The entries below should be quoted exactly, with no pictures carried over.

(Items listed in a dataset)
_ _ _ _

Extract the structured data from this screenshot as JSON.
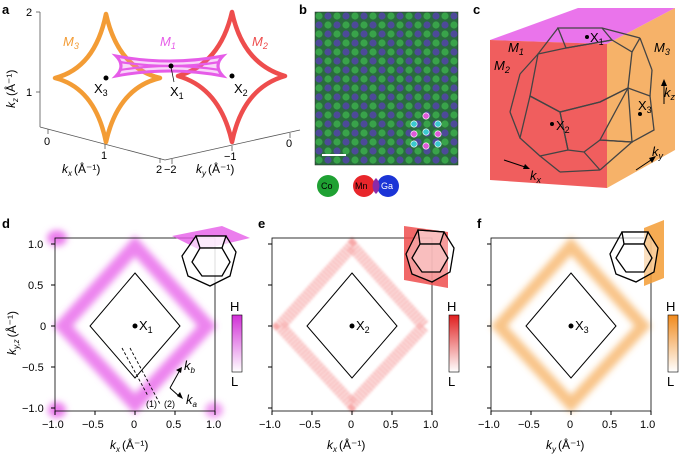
{
  "colors": {
    "M1": "#e65ce8",
    "M2": "#ee4d4d",
    "M3": "#f39c35",
    "Co": "#1fa133",
    "Mn": "#e8262b",
    "Ga": "#1b34d6"
  },
  "panels": {
    "a": {
      "label": "a",
      "axis_kz": "k",
      "axis_kz_sub": "z",
      "axis_kz_unit": "(Å⁻¹)",
      "axis_kx": "k",
      "axis_kx_sub": "x",
      "axis_kx_unit": "(Å⁻¹)",
      "axis_ky": "k",
      "axis_ky_sub": "y",
      "axis_ky_unit": "(Å⁻¹)",
      "kz_ticks": [
        "2",
        "1"
      ],
      "kx_ticks": [
        "0",
        "1",
        "2"
      ],
      "ky_ticks": [
        "−2",
        "−1",
        "0"
      ],
      "surfaces": [
        {
          "name": "M",
          "sub": "3"
        },
        {
          "name": "M",
          "sub": "1"
        },
        {
          "name": "M",
          "sub": "2"
        }
      ],
      "points": [
        {
          "name": "X",
          "sub": "3"
        },
        {
          "name": "X",
          "sub": "1"
        },
        {
          "name": "X",
          "sub": "2"
        }
      ]
    },
    "b": {
      "label": "b",
      "legend": [
        "Co",
        "Mn",
        "Ga"
      ]
    },
    "c": {
      "label": "c",
      "faces": [
        {
          "name": "M",
          "sub": "1"
        },
        {
          "name": "M",
          "sub": "2"
        },
        {
          "name": "M",
          "sub": "3"
        }
      ],
      "points": [
        {
          "name": "X",
          "sub": "1"
        },
        {
          "name": "X",
          "sub": "2"
        },
        {
          "name": "X",
          "sub": "3"
        }
      ],
      "axes": [
        {
          "name": "k",
          "sub": "x"
        },
        {
          "name": "k",
          "sub": "y"
        },
        {
          "name": "k",
          "sub": "z"
        }
      ]
    },
    "d": {
      "label": "d",
      "ylabel": "k",
      "ylabel_sub": "y,z",
      "ylabel_unit": "(Å⁻¹)",
      "xlabel": "k",
      "xlabel_sub": "x",
      "xlabel_unit": "(Å⁻¹)",
      "yticks": [
        "1.0",
        "0.5",
        "0",
        "−0.5",
        "−1.0"
      ],
      "xticks": [
        "−1.0",
        "−0.5",
        "0",
        "0.5",
        "1.0"
      ],
      "center": {
        "name": "X",
        "sub": "1"
      },
      "cuts": [
        "(1)",
        "(2)"
      ],
      "kb": {
        "name": "k",
        "sub": "b"
      },
      "ka": {
        "name": "k",
        "sub": "a"
      },
      "colorbar_high": "H",
      "colorbar_low": "L"
    },
    "e": {
      "label": "e",
      "xlabel": "k",
      "xlabel_sub": "x",
      "xlabel_unit": "(Å⁻¹)",
      "xticks": [
        "−1.0",
        "−0.5",
        "0",
        "0.5",
        "1.0"
      ],
      "center": {
        "name": "X",
        "sub": "2"
      },
      "colorbar_high": "H",
      "colorbar_low": "L"
    },
    "f": {
      "label": "f",
      "xlabel": "k",
      "xlabel_sub": "y",
      "xlabel_unit": "(Å⁻¹)",
      "xticks": [
        "−1.0",
        "−0.5",
        "0",
        "0.5",
        "1.0"
      ],
      "center": {
        "name": "X",
        "sub": "3"
      },
      "colorbar_high": "H",
      "colorbar_low": "L"
    }
  }
}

_ _ _ _

## Exercise response
Extract the structured data from this screenshot as JSON.
{
  "colors": {
    "M1": "#e65ce8",
    "M2": "#ee4d4d",
    "M3": "#f39c35",
    "Co": "#1fa133",
    "Mn": "#e8262b",
    "Ga": "#1b34d6"
  },
  "panels": {
    "a": {
      "label": "a",
      "axis_kz": "k",
      "axis_kz_sub": "z",
      "axis_kz_unit": "(Å⁻¹)",
      "axis_kx": "k",
      "axis_kx_sub": "x",
      "axis_kx_unit": "(Å⁻¹)",
      "axis_ky": "k",
      "axis_ky_sub": "y",
      "axis_ky_unit": "(Å⁻¹)",
      "kz_ticks": [
        "2",
        "1"
      ],
      "kx_ticks": [
        "0",
        "1",
        "2"
      ],
      "ky_ticks": [
        "−2",
        "−1",
        "0"
      ],
      "surfaces": [
        {
          "name": "M",
          "sub": "3"
        },
        {
          "name": "M",
          "sub": "1"
        },
        {
          "name": "M",
          "sub": "2"
        }
      ],
      "points": [
        {
          "name": "X",
          "sub": "3"
        },
        {
          "name": "X",
          "sub": "1"
        },
        {
          "name": "X",
          "sub": "2"
        }
      ]
    },
    "b": {
      "label": "b",
      "legend": [
        "Co",
        "Mn",
        "Ga"
      ]
    },
    "c": {
      "label": "c",
      "faces": [
        {
          "name": "M",
          "sub": "1"
        },
        {
          "name": "M",
          "sub": "2"
        },
        {
          "name": "M",
          "sub": "3"
        }
      ],
      "points": [
        {
          "name": "X",
          "sub": "1"
        },
        {
          "name": "X",
          "sub": "2"
        },
        {
          "name": "X",
          "sub": "3"
        }
      ],
      "axes": [
        {
          "name": "k",
          "sub": "x"
        },
        {
          "name": "k",
          "sub": "y"
        },
        {
          "name": "k",
          "sub": "z"
        }
      ]
    },
    "d": {
      "label": "d",
      "ylabel": "k",
      "ylabel_sub": "y,z",
      "ylabel_unit": "(Å⁻¹)",
      "xlabel": "k",
      "xlabel_sub": "x",
      "xlabel_unit": "(Å⁻¹)",
      "yticks": [
        "1.0",
        "0.5",
        "0",
        "−0.5",
        "−1.0"
      ],
      "xticks": [
        "−1.0",
        "−0.5",
        "0",
        "0.5",
        "1.0"
      ],
      "center": {
        "name": "X",
        "sub": "1"
      },
      "cuts": [
        "(1)",
        "(2)"
      ],
      "kb": {
        "name": "k",
        "sub": "b"
      },
      "ka": {
        "name": "k",
        "sub": "a"
      },
      "colorbar_high": "H",
      "colorbar_low": "L"
    },
    "e": {
      "label": "e",
      "xlabel": "k",
      "xlabel_sub": "x",
      "xlabel_unit": "(Å⁻¹)",
      "xticks": [
        "−1.0",
        "−0.5",
        "0",
        "0.5",
        "1.0"
      ],
      "center": {
        "name": "X",
        "sub": "2"
      },
      "colorbar_high": "H",
      "colorbar_low": "L"
    },
    "f": {
      "label": "f",
      "xlabel": "k",
      "xlabel_sub": "y",
      "xlabel_unit": "(Å⁻¹)",
      "xticks": [
        "−1.0",
        "−0.5",
        "0",
        "0.5",
        "1.0"
      ],
      "center": {
        "name": "X",
        "sub": "3"
      },
      "colorbar_high": "H",
      "colorbar_low": "L"
    }
  }
}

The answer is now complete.